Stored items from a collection
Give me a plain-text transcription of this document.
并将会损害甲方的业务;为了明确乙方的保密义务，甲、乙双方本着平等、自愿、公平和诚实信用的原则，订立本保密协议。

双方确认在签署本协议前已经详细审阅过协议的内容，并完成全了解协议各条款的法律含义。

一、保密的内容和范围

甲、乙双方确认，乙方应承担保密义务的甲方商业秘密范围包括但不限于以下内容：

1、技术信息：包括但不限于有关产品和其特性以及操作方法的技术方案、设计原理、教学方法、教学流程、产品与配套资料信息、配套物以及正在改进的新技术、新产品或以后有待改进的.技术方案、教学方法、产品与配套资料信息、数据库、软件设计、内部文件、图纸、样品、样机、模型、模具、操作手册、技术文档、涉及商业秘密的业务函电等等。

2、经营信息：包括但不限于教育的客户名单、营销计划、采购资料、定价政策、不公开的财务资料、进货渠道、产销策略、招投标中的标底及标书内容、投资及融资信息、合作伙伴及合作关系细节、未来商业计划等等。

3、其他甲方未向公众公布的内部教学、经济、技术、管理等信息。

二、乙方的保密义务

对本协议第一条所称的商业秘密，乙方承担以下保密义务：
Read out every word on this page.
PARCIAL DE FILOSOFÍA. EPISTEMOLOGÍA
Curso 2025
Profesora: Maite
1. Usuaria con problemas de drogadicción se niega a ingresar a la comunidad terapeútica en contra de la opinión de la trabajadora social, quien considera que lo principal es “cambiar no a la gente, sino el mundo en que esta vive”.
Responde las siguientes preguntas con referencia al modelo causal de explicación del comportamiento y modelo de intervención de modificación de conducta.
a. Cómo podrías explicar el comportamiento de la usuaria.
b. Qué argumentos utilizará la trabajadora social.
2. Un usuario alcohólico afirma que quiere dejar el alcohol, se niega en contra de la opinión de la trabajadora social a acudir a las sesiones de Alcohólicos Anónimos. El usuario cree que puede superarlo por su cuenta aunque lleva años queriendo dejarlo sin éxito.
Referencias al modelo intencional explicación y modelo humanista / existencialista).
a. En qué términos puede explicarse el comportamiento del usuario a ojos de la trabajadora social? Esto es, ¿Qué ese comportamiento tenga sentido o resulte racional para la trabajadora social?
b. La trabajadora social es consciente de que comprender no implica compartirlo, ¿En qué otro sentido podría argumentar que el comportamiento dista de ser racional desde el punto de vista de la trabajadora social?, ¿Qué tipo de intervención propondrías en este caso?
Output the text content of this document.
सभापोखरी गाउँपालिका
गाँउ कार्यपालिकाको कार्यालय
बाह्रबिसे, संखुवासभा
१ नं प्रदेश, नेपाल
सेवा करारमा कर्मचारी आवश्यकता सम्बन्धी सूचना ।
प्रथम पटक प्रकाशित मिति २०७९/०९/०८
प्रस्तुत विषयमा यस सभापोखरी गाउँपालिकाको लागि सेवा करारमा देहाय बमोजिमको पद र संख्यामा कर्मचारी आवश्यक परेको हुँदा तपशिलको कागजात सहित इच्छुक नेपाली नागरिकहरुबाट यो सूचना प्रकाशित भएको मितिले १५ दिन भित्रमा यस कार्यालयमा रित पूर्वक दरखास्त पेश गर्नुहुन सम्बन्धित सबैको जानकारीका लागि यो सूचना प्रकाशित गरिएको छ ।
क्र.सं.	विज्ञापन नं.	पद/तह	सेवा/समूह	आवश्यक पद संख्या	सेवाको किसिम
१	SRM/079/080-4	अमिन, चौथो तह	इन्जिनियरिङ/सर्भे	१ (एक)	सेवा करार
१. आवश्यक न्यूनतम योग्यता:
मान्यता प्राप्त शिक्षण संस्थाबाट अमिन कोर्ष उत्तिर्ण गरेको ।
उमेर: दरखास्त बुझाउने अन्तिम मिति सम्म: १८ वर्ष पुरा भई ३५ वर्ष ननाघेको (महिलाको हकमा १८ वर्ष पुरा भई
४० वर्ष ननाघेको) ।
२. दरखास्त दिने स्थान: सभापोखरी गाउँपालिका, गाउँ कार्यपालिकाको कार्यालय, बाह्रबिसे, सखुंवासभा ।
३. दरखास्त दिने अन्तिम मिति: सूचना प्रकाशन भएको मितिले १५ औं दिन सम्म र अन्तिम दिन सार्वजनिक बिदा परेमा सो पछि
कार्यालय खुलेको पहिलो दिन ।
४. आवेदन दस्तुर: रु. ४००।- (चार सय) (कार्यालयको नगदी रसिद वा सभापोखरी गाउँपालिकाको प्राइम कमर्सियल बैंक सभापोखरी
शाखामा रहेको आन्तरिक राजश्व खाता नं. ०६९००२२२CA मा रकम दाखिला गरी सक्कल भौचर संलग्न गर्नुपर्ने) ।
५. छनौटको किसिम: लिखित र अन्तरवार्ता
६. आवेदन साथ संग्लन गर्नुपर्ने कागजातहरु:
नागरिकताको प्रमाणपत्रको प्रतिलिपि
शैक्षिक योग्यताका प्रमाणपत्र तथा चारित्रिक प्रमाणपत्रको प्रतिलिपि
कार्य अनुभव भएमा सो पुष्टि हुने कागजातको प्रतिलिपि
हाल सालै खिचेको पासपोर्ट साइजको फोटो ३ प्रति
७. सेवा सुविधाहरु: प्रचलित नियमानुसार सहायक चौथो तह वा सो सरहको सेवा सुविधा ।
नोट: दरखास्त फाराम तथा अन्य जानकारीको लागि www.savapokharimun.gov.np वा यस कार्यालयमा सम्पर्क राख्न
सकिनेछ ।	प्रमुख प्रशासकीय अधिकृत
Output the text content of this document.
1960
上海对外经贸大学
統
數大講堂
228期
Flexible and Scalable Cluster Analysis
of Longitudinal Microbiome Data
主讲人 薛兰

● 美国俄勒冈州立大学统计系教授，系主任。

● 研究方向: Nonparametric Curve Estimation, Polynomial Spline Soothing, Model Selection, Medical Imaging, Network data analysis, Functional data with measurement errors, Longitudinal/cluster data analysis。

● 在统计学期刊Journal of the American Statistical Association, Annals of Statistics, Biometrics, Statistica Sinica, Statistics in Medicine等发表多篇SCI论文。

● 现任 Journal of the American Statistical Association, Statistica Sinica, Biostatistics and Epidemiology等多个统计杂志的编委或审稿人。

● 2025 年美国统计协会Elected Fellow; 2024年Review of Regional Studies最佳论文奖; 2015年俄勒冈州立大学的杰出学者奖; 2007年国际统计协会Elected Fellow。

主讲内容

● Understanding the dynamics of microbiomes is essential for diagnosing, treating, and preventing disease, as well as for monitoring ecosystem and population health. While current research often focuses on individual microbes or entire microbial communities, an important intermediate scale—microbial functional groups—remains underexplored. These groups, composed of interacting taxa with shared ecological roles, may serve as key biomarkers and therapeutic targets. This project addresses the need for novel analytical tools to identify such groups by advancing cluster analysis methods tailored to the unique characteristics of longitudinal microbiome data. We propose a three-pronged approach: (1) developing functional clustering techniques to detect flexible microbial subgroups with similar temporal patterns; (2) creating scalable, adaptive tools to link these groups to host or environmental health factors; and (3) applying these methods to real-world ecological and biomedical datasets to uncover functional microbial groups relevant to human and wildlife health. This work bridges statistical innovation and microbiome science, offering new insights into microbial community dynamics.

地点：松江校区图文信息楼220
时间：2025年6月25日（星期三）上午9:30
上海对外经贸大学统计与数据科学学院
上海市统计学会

*Required work*. Every entry should be printed again exactly as it stands.

*Expected answer*.
Give me a plain-text transcription of this document.
并将会损害甲方的业务;为了明确乙方的保密义务，甲、乙双方本着平等、自愿、公平和诚实信用的原则，订立本保密协议。

双方确认在签署本协议前已经详细审阅过协议的内容，并完成全了解协议各条款的法律含义。

一、保密的内容和范围

甲、乙双方确认，乙方应承担保密义务的甲方商业秘密范围包括但不限于以下内容：

1、技术信息：包括但不限于有关产品和其特性以及操作方法的技术方案、设计原理、教学方法、教学流程、产品与配套资料信息、配套物以及正在改进的新技术、新产品或以后有待改进的.技术方案、教学方法、产品与配套资料信息、数据库、软件设计、内部文件、图纸、样品、样机、模型、模具、操作手册、技术文档、涉及商业秘密的业务函电等等。

2、经营信息：包括但不限于教育的客户名单、营销计划、采购资料、定价政策、不公开的财务资料、进货渠道、产销策略、招投标中的标底及标书内容、投资及融资信息、合作伙伴及合作关系细节、未来商业计划等等。

3、其他甲方未向公众公布的内部教学、经济、技术、管理等信息。

二、乙方的保密义务

对本协议第一条所称的商业秘密，乙方承担以下保密义务：
Read out every word on this page.
PARCIAL DE FILOSOFÍA. EPISTEMOLOGÍA
Curso 2025
Profesora: Maite
1. Usuaria con problemas de drogadicción se niega a ingresar a la comunidad terapeútica en contra de la opinión de la trabajadora social, quien considera que lo principal es “cambiar no a la gente, sino el mundo en que esta vive”.
Responde las siguientes preguntas con referencia al modelo causal de explicación del comportamiento y modelo de intervención de modificación de conducta.
a. Cómo podrías explicar el comportamiento de la usuaria.
b. Qué argumentos utilizará la trabajadora social.
2. Un usuario alcohólico afirma que quiere dejar el alcohol, se niega en contra de la opinión de la trabajadora social a acudir a las sesiones de Alcohólicos Anónimos. El usuario cree que puede superarlo por su cuenta aunque lleva años queriendo dejarlo sin éxito.
Referencias al modelo intencional explicación y modelo humanista / existencialista).
a. En qué términos puede explicarse el comportamiento del usuario a ojos de la trabajadora social? Esto es, ¿Qué ese comportamiento tenga sentido o resulte racional para la trabajadora social?
b. La trabajadora social es consciente de que comprender no implica compartirlo, ¿En qué otro sentido podría argumentar que el comportamiento dista de ser racional desde el punto de vista de la trabajadora social?, ¿Qué tipo de intervención propondrías en este caso?
Output the text content of this document.
सभापोखरी गाउँपालिका
गाँउ कार्यपालिकाको कार्यालय
बाह्रबिसे, संखुवासभा
१ नं प्रदेश, नेपाल
सेवा करारमा कर्मचारी आवश्यकता सम्बन्धी सूचना ।
प्रथम पटक प्रकाशित मिति २०७९/०९/०८
प्रस्तुत विषयमा यस सभापोखरी गाउँपालिकाको लागि सेवा करारमा देहाय बमोजिमको पद र संख्यामा कर्मचारी आवश्यक परेको हुँदा तपशिलको कागजात सहित इच्छुक नेपाली नागरिकहरुबाट यो सूचना प्रकाशित भएको मितिले १५ दिन भित्रमा यस कार्यालयमा रित पूर्वक दरखास्त पेश गर्नुहुन सम्बन्धित सबैको जानकारीका लागि यो सूचना प्रकाशित गरिएको छ ।
क्र.सं.	विज्ञापन नं.	पद/तह	सेवा/समूह	आवश्यक पद संख्या	सेवाको किसिम
१	SRM/079/080-4	अमिन, चौथो तह	इन्जिनियरिङ/सर्भे	१ (एक)	सेवा करार
१. आवश्यक न्यूनतम योग्यता:
मान्यता प्राप्त शिक्षण संस्थाबाट अमिन कोर्ष उत्तिर्ण गरेको ।
उमेर: दरखास्त बुझाउने अन्तिम मिति सम्म: १८ वर्ष पुरा भई ३५ वर्ष ननाघेको (महिलाको हकमा १८ वर्ष पुरा भई
४० वर्ष ननाघेको) ।
२. दरखास्त दिने स्थान: सभापोखरी गाउँपालिका, गाउँ कार्यपालिकाको कार्यालय, बाह्रबिसे, सखुंवासभा ।
३. दरखास्त दिने अन्तिम मिति: सूचना प्रकाशन भएको मितिले १५ औं दिन सम्म र अन्तिम दिन सार्वजनिक बिदा परेमा सो पछि
कार्यालय खुलेको पहिलो दिन ।
४. आवेदन दस्तुर: रु. ४००।- (चार सय) (कार्यालयको नगदी रसिद वा सभापोखरी गाउँपालिकाको प्राइम कमर्सियल बैंक सभापोखरी
शाखामा रहेको आन्तरिक राजश्व खाता नं. ०६९००२२२CA मा रकम दाखिला गरी सक्कल भौचर संलग्न गर्नुपर्ने) ।
५. छनौटको किसिम: लिखित र अन्तरवार्ता
६. आवेदन साथ संग्लन गर्नुपर्ने कागजातहरु:
नागरिकताको प्रमाणपत्रको प्रतिलिपि
शैक्षिक योग्यताका प्रमाणपत्र तथा चारित्रिक प्रमाणपत्रको प्रतिलिपि
कार्य अनुभव भएमा सो पुष्टि हुने कागजातको प्रतिलिपि
हाल सालै खिचेको पासपोर्ट साइजको फोटो ३ प्रति
७. सेवा सुविधाहरु: प्रचलित नियमानुसार सहायक चौथो तह वा सो सरहको सेवा सुविधा ।
नोट: दरखास्त फाराम तथा अन्य जानकारीको लागि www.savapokharimun.gov.np वा यस कार्यालयमा सम्पर्क राख्न
सकिनेछ ।	प्रमुख प्रशासकीय अधिकृत
Output the text content of this document.
1960
上海对外经贸大学
統
數大講堂
228期
Flexible and Scalable Cluster Analysis
of Longitudinal Microbiome Data
主讲人 薛兰

● 美国俄勒冈州立大学统计系教授，系主任。

● 研究方向: Nonparametric Curve Estimation, Polynomial Spline Soothing, Model Selection, Medical Imaging, Network data analysis, Functional data with measurement errors, Longitudinal/cluster data analysis。

● 在统计学期刊Journal of the American Statistical Association, Annals of Statistics, Biometrics, Statistica Sinica, Statistics in Medicine等发表多篇SCI论文。

● 现任 Journal of the American Statistical Association, Statistica Sinica, Biostatistics and Epidemiology等多个统计杂志的编委或审稿人。

● 2025 年美国统计协会Elected Fellow; 2024年Review of Regional Studies最佳论文奖; 2015年俄勒冈州立大学的杰出学者奖; 2007年国际统计协会Elected Fellow。

主讲内容

● Understanding the dynamics of microbiomes is essential for diagnosing, treating, and preventing disease, as well as for monitoring ecosystem and population health. While current research often focuses on individual microbes or entire microbial communities, an important intermediate scale—microbial functional groups—remains underexplored. These groups, composed of interacting taxa with shared ecological roles, may serve as key biomarkers and therapeutic targets. This project addresses the need for novel analytical tools to identify such groups by advancing cluster analysis methods tailored to the unique characteristics of longitudinal microbiome data. We propose a three-pronged approach: (1) developing functional clustering techniques to detect flexible microbial subgroups with similar temporal patterns; (2) creating scalable, adaptive tools to link these groups to host or environmental health factors; and (3) applying these methods to real-world ecological and biomedical datasets to uncover functional microbial groups relevant to human and wildlife health. This work bridges statistical innovation and microbiome science, offering new insights into microbial community dynamics.

地点：松江校区图文信息楼220
时间：2025年6月25日（星期三）上午9:30
上海对外经贸大学统计与数据科学学院
上海市统计学会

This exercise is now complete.